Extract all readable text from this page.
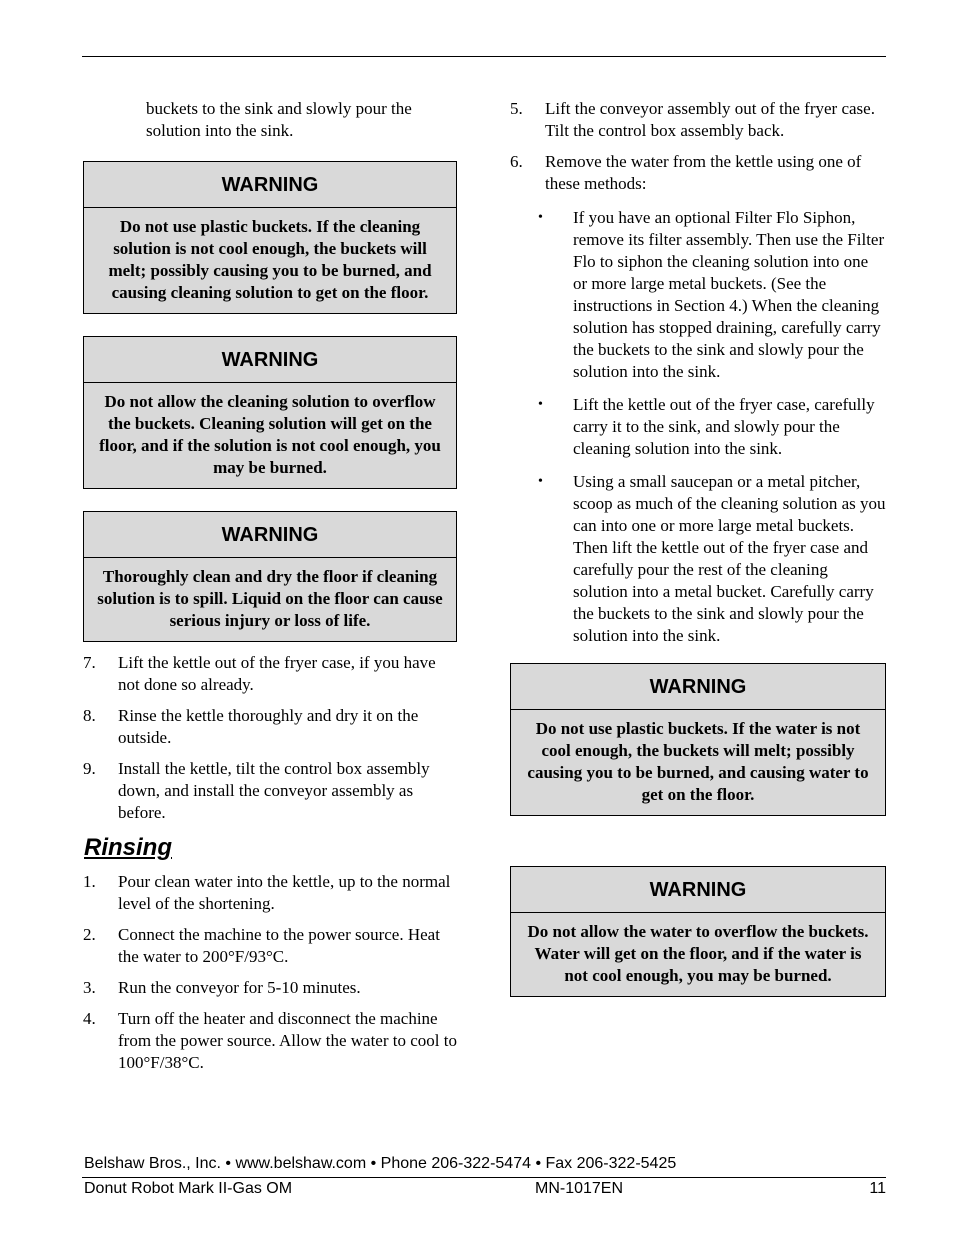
buckets to the sink and slowly pour the solution into the sink.

WARNING
Do not use plastic buckets. If the cleaning solution is not cool enough, the buckets will melt; possibly causing you to be burned, and causing cleaning solution to get on the floor.
WARNING
Do not allow the cleaning solution to overflow the buckets. Cleaning solution will get on the floor, and if the solution is not cool enough, you may be burned.
WARNING
Thoroughly clean and dry the floor if cleaning solution is to spill. Liquid on the floor can cause serious injury or loss of life.
7.	Lift the kettle out of the fryer case, if you have not done so already.
8.	Rinse the kettle thoroughly and dry it on the outside.
9.	Install the kettle, tilt the control box assembly down, and install the conveyor assembly as before.
Rinsing
1.	Pour clean water into the kettle, up to the normal level of the shortening.
2.	Connect the machine to the power source. Heat the water to 200°F/93°C.
3.	Run the conveyor for 5-10 minutes.
4.	Turn off the heater and disconnect the machine from the power source. Allow the water to cool to 100°F/38°C.
5.	Lift the conveyor assembly out of the fryer case. Tilt the control box assembly back.
6.	Remove the water from the kettle using one of these methods:
•	If you have an optional Filter Flo Siphon, remove its filter assembly. Then use the Filter Flo to siphon the cleaning solution into one or more large metal buckets. (See the instructions in Section 4.) When the cleaning solution has stopped draining, carefully carry the buckets to the sink and slowly pour the solution into the sink.
•	Lift the kettle out of the fryer case, carefully carry it to the sink, and slowly pour the cleaning solution into the sink.
•	Using a small saucepan or a metal pitcher, scoop as much of the cleaning solution as you can into one or more large metal buckets. Then lift the kettle out of the fryer case and carefully pour the rest of the cleaning solution into a metal bucket. Carefully carry the buckets to the sink and slowly pour the solution into the sink.
WARNING
Do not use plastic buckets. If the water is not cool enough, the buckets will melt; possibly causing you to be burned, and causing water to get on the floor.
WARNING
Do not allow the water to overflow the buckets. Water will get on the floor, and if the water is not cool enough, you may be burned.
Belshaw Bros., Inc. • www.belshaw.com • Phone 206-322-5474 • Fax 206-322-5425
Donut Robot Mark II-Gas OM	MN-1017EN	11
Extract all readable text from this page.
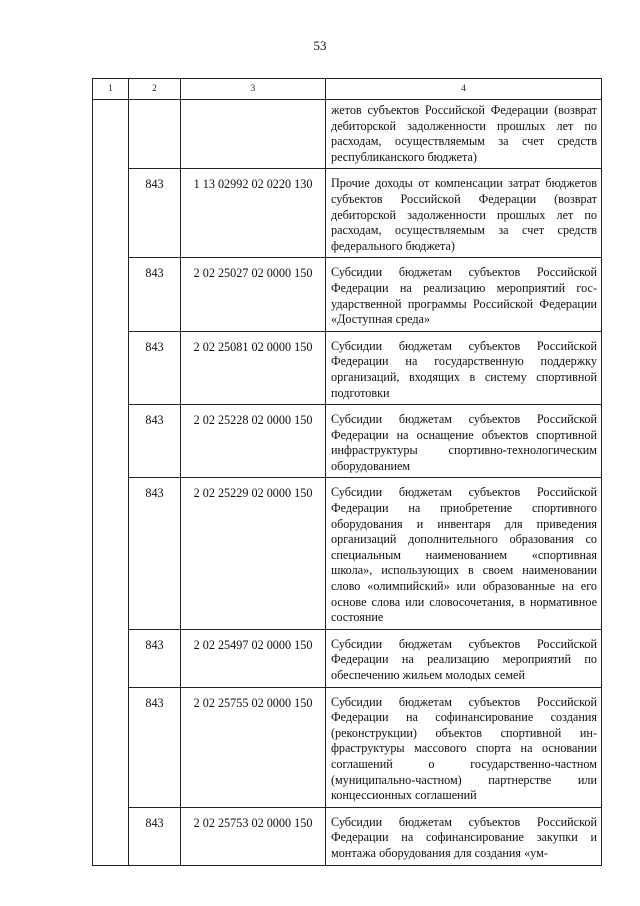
53
1	2	3	4

			жетов субъектов Российской Федерации (возврат дебиторской задолженности прошлых лет по расходам, осуществляемым за счет средств республиканского бюджета)

	843	1 13 02992 02 0220 130	Прочие доходы от компенсации затрат бюджетов субъектов Российской Федерации (возврат дебиторской задолженности прошлых лет по расходам, осуществляемым за счет средств федерального бюджета)

	843	2 02 25027 02 0000 150	Субсидии бюджетам субъектов Российской Федерации на реализацию мероприятий государственной программы Российской Федерации «Доступная среда»

	843	2 02 25081 02 0000 150	Субсидии бюджетам субъектов Российской Федерации на государственную поддержку организаций, входящих в систему спортивной подготовки

	843	2 02 25228 02 0000 150	Субсидии бюджетам субъектов Российской Федерации на оснащение объектов спортивной инфраструктуры спортивно-технологическим оборудованием

	843	2 02 25229 02 0000 150	Субсидии бюджетам субъектов Российской Федерации на приобретение спортивного оборудования и инвентаря для приведения организаций дополнительного образования со специальным наименованием «спортивная школа», использующих в своем наименовании слово «олимпийский» или образованные на его основе слова или словосочетания, в нормативное состояние

	843	2 02 25497 02 0000 150	Субсидии бюджетам субъектов Российской Федерации на реализацию мероприятий по обеспечению жильем молодых семей

	843	2 02 25755 02 0000 150	Субсидии бюджетам субъектов Российской Федерации на софинансирование создания (реконструкции) объектов спортивной инфраструктуры массового спорта на основании соглашений о государственно-частном (муниципально-частном) партнерстве или концессионных соглашений

	843	2 02 25753 02 0000 150	Субсидии бюджетам субъектов Российской Федерации на софинансирование закупки и монтажа оборудования для создания «ум-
..........
_WHAT THE EXERCISE ASKS_. Your reply is one number: how many lines of the records above contain the word "burned".

_COMPLETE RESPONSE_. 4